= Figure contents as structured data =
━━━━━━━━━━━━━━━━━━━━
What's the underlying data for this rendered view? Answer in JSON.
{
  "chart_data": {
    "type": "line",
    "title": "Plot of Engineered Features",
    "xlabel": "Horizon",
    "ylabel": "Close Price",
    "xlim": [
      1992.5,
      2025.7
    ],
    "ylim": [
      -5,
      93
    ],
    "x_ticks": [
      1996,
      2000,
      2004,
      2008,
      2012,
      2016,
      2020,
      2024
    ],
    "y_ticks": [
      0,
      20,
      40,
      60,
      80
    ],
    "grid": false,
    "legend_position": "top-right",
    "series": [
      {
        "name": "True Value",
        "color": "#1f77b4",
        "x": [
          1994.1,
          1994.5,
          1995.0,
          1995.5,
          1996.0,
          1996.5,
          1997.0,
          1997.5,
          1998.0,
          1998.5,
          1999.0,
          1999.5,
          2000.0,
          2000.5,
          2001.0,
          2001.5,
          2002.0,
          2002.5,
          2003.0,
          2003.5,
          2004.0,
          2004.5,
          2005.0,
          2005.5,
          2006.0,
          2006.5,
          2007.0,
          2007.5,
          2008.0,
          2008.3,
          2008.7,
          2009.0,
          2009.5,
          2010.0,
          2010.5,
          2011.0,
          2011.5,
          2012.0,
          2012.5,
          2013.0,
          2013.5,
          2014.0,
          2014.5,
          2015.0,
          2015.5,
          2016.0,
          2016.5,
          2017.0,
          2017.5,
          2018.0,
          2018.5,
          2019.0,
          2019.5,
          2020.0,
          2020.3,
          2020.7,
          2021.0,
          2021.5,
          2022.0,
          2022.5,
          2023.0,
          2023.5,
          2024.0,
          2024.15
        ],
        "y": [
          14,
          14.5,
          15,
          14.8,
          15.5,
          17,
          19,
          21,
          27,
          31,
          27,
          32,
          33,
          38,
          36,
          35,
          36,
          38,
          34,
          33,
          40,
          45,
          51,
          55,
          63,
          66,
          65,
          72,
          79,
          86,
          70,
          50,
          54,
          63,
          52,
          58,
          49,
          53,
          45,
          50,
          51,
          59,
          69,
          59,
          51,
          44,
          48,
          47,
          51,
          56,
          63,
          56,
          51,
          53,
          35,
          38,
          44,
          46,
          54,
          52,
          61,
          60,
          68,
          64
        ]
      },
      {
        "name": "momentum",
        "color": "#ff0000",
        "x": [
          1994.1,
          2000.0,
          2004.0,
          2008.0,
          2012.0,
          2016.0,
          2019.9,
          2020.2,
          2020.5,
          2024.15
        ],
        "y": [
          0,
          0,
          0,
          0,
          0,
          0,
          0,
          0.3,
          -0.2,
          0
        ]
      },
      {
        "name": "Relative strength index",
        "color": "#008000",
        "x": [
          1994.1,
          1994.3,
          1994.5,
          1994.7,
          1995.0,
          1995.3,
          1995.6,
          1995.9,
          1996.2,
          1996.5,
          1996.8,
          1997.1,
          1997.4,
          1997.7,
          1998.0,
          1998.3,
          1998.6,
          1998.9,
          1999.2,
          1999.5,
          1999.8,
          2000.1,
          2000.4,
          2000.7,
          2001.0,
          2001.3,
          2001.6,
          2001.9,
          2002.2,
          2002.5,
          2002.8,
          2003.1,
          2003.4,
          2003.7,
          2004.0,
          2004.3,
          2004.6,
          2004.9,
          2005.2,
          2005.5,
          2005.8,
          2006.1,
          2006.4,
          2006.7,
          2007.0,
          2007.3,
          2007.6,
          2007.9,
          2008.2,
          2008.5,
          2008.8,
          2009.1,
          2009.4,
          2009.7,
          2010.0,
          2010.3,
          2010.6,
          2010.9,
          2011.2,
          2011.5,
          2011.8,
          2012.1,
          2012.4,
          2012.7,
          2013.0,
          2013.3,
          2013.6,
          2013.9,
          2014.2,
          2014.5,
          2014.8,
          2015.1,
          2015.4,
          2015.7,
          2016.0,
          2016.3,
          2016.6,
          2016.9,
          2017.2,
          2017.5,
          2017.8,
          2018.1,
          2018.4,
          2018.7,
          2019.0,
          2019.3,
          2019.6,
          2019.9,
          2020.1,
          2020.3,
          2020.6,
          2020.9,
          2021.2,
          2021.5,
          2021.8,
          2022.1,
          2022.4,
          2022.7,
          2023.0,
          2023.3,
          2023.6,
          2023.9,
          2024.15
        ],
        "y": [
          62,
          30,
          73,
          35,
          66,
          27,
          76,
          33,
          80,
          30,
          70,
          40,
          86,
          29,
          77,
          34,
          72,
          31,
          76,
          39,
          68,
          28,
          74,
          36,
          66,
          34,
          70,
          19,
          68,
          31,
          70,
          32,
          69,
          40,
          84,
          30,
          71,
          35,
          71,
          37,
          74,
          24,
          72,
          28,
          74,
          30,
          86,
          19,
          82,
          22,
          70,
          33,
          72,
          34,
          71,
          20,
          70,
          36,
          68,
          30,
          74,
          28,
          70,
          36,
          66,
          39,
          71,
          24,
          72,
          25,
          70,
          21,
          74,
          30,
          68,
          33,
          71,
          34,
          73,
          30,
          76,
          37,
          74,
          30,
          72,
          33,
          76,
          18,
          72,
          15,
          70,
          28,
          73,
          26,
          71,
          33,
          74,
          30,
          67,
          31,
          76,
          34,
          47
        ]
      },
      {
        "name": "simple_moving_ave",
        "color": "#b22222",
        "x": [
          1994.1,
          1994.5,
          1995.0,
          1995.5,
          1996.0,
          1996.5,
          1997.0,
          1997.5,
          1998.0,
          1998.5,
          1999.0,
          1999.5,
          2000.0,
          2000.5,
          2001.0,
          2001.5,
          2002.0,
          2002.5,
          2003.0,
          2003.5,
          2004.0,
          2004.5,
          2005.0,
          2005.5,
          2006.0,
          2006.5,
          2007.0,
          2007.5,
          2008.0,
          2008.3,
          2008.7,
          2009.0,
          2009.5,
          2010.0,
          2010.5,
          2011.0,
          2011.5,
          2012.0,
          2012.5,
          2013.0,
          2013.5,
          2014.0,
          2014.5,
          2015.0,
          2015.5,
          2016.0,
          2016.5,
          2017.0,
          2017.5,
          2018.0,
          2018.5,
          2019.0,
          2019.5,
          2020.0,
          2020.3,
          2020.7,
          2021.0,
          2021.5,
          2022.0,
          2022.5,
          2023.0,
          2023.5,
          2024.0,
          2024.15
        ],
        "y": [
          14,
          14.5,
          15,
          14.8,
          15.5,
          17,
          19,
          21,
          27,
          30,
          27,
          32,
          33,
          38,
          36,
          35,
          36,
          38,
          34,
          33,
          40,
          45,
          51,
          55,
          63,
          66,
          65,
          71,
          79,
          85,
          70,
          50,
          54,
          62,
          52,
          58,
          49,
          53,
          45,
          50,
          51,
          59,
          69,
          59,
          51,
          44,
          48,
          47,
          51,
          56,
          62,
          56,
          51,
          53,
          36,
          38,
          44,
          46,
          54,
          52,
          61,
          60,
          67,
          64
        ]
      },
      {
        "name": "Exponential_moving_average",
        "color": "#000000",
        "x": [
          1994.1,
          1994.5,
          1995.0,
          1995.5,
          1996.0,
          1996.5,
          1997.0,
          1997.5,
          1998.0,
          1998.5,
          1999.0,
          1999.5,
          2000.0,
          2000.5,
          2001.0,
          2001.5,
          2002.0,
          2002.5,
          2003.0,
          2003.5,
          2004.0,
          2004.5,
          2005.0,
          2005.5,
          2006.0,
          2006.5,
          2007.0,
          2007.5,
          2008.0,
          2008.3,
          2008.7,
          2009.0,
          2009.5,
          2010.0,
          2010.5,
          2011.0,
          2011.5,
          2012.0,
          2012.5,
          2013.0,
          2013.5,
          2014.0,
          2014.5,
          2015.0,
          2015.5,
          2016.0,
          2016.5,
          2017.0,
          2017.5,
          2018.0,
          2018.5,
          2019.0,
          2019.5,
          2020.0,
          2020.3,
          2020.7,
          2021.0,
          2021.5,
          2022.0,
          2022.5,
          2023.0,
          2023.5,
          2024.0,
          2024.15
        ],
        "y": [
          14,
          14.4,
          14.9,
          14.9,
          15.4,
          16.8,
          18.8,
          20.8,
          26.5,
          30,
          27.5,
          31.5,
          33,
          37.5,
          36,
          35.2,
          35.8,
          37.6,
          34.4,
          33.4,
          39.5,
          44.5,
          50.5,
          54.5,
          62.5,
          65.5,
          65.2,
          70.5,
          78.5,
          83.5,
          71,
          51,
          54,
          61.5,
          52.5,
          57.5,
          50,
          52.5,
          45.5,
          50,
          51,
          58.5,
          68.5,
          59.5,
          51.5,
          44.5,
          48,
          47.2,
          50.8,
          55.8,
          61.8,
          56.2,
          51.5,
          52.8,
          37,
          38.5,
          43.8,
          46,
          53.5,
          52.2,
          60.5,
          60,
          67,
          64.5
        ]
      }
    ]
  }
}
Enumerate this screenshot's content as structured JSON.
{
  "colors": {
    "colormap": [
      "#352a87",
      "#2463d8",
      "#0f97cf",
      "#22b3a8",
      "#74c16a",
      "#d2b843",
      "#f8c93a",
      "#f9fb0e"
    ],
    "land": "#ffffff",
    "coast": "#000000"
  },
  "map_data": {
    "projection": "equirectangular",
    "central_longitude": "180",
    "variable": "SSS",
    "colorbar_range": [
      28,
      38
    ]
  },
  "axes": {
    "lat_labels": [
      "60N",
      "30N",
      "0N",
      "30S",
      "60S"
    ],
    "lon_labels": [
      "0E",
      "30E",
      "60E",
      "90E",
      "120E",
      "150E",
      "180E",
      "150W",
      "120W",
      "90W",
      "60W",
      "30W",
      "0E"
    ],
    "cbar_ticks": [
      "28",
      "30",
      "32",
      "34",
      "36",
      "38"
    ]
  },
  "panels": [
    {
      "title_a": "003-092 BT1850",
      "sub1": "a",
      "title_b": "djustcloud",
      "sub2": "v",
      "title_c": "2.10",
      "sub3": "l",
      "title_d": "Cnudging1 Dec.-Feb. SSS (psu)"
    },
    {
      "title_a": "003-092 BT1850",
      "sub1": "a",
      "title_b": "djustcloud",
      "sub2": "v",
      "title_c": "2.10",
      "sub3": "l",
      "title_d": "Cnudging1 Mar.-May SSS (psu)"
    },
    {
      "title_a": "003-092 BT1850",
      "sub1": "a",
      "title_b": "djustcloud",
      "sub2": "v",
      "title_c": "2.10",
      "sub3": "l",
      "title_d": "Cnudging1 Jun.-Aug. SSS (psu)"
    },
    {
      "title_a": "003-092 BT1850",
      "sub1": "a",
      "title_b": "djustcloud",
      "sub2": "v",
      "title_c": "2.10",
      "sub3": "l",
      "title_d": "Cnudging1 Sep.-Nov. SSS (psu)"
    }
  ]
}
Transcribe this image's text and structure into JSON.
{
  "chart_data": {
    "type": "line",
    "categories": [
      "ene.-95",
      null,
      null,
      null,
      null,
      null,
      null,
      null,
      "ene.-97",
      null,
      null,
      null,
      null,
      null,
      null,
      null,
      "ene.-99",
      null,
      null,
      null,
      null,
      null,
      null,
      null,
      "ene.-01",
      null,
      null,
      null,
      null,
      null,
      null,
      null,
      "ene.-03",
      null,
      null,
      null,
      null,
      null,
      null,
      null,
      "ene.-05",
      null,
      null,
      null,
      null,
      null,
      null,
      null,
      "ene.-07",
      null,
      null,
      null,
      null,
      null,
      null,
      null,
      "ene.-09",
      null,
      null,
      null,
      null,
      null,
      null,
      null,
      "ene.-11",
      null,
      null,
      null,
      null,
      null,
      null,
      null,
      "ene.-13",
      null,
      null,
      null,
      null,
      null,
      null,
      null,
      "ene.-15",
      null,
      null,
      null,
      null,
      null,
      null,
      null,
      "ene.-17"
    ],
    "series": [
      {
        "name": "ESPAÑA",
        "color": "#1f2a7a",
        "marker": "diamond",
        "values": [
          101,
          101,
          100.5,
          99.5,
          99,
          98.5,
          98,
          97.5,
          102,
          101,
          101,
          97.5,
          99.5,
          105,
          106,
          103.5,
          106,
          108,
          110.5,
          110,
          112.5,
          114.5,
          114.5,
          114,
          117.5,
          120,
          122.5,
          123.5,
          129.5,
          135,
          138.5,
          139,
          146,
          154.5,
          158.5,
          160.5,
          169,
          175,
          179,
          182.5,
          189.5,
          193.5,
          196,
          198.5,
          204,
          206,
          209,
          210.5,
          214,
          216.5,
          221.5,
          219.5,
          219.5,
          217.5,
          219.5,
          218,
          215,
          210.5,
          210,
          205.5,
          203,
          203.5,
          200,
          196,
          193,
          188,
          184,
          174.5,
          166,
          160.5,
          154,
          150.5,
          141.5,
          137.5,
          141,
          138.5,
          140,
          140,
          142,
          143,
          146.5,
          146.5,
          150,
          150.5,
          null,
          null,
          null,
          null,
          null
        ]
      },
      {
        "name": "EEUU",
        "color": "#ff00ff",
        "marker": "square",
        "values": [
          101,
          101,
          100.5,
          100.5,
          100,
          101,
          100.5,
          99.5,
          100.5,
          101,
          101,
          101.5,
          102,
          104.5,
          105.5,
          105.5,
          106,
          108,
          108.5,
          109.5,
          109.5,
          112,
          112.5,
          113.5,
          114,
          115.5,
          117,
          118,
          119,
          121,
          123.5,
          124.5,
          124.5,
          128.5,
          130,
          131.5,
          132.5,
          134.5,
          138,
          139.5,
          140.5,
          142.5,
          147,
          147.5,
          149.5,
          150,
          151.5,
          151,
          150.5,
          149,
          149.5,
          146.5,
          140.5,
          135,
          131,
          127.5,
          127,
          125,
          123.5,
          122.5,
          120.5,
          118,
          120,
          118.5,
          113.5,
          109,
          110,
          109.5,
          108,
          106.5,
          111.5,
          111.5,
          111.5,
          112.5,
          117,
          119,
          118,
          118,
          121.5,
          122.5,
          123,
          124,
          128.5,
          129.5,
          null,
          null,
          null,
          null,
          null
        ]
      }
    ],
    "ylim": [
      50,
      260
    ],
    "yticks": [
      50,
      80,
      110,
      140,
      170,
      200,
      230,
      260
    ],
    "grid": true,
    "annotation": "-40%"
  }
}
━━━━━━━━━━━━━━━━━━━━
= Aim of the task =
Every line in the data above that contains "JSON" needs to be copied.

= Finished exercise =
What's the underlying data for this rendered view? Answer in JSON.
Enumerate this screenshot's content as structured JSON.
Transcribe this image's text and structure into JSON.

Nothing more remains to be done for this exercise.